* **Set exercise**
Reproduce every entry below precisely. Pictures are excluded from the copy.

* **Supplied data**
______

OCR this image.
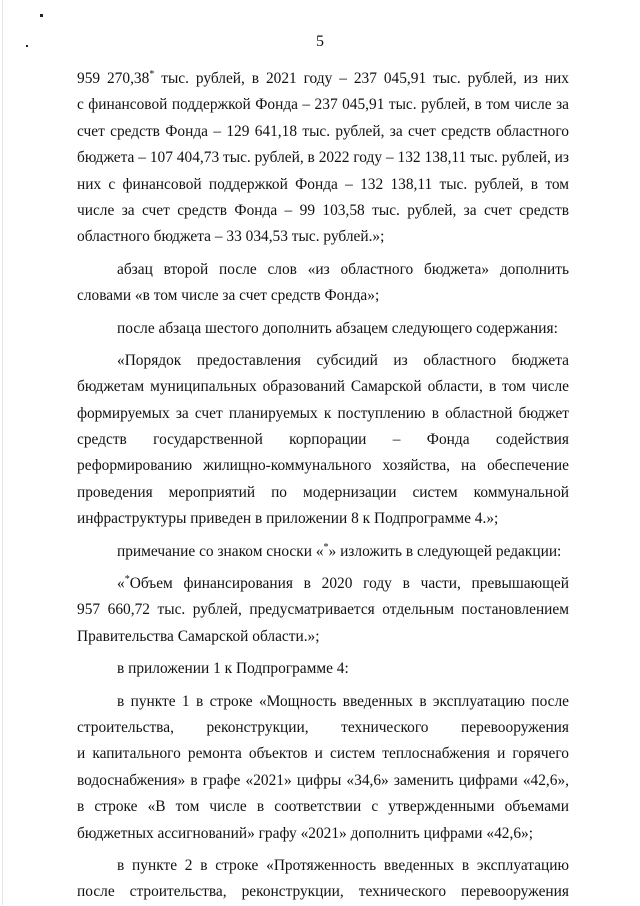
5
959 270,38* тыс. рублей, в 2021 году – 237 045,91 тыс. рублей, из них
с финансовой поддержкой Фонда – 237 045,91 тыс. рублей, в том числе за
счет средств Фонда – 129 641,18 тыс. рублей, за счет средств областного
бюджета – 107 404,73 тыс. рублей, в 2022 году – 132 138,11 тыс. рублей, из
них с финансовой поддержкой Фонда – 132 138,11 тыс. рублей, в том
числе за счет средств Фонда – 99 103,58 тыс. рублей, за счет средств
областного бюджета – 33 034,53 тыс. рублей.»;
абзац второй после слов «из областного бюджета» дополнить
словами «в том числе за счет средств Фонда»;
после абзаца шестого дополнить абзацем следующего содержания:
«Порядок предоставления субсидий из областного бюджета
бюджетам муниципальных образований Самарской области, в том числе
формируемых за счет планируемых к поступлению в областной бюджет
средств государственной корпорации – Фонда содействия
реформированию жилищно-коммунального хозяйства, на обеспечение
проведения мероприятий по модернизации систем коммунальной
инфраструктуры приведен в приложении 8 к Подпрограмме 4.»;
примечание со знаком сноски «*» изложить в следующей редакции:
«*Объем финансирования в 2020 году в части, превышающей
957 660,72 тыс. рублей, предусматривается отдельным постановлением
Правительства Самарской области.»;
в приложении 1 к Подпрограмме 4:
в пункте 1 в строке «Мощность введенных в эксплуатацию после
строительства, реконструкции, технического перевооружения
и капитального ремонта объектов и систем теплоснабжения и горячего
водоснабжения» в графе «2021» цифры «34,6» заменить цифрами «42,6»,
в строке «В том числе в соответствии с утвержденными объемами
бюджетных ассигнований» графу «2021» дополнить цифрами «42,6»;
в пункте 2 в строке «Протяженность введенных в эксплуатацию
после строительства, реконструкции, технического перевооружения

______

* **Written response**
OCR this image.
5
959 270,38* тыс. рублей, в 2021 году – 237 045,91 тыс. рублей, из них
с финансовой поддержкой Фонда – 237 045,91 тыс. рублей, в том числе за
счет средств Фонда – 129 641,18 тыс. рублей, за счет средств областного
бюджета – 107 404,73 тыс. рублей, в 2022 году – 132 138,11 тыс. рублей, из
них с финансовой поддержкой Фонда – 132 138,11 тыс. рублей, в том
числе за счет средств Фонда – 99 103,58 тыс. рублей, за счет средств
областного бюджета – 33 034,53 тыс. рублей.»;
абзац второй после слов «из областного бюджета» дополнить
словами «в том числе за счет средств Фонда»;
после абзаца шестого дополнить абзацем следующего содержания:
«Порядок предоставления субсидий из областного бюджета
бюджетам муниципальных образований Самарской области, в том числе
формируемых за счет планируемых к поступлению в областной бюджет
средств государственной корпорации – Фонда содействия
реформированию жилищно-коммунального хозяйства, на обеспечение
проведения мероприятий по модернизации систем коммунальной
инфраструктуры приведен в приложении 8 к Подпрограмме 4.»;
примечание со знаком сноски «*» изложить в следующей редакции:
«*Объем финансирования в 2020 году в части, превышающей
957 660,72 тыс. рублей, предусматривается отдельным постановлением
Правительства Самарской области.»;
в приложении 1 к Подпрограмме 4:
в пункте 1 в строке «Мощность введенных в эксплуатацию после
строительства, реконструкции, технического перевооружения
и капитального ремонта объектов и систем теплоснабжения и горячего
водоснабжения» в графе «2021» цифры «34,6» заменить цифрами «42,6»,
в строке «В том числе в соответствии с утвержденными объемами
бюджетных ассигнований» графу «2021» дополнить цифрами «42,6»;
в пункте 2 в строке «Протяженность введенных в эксплуатацию
после строительства, реконструкции, технического перевооружения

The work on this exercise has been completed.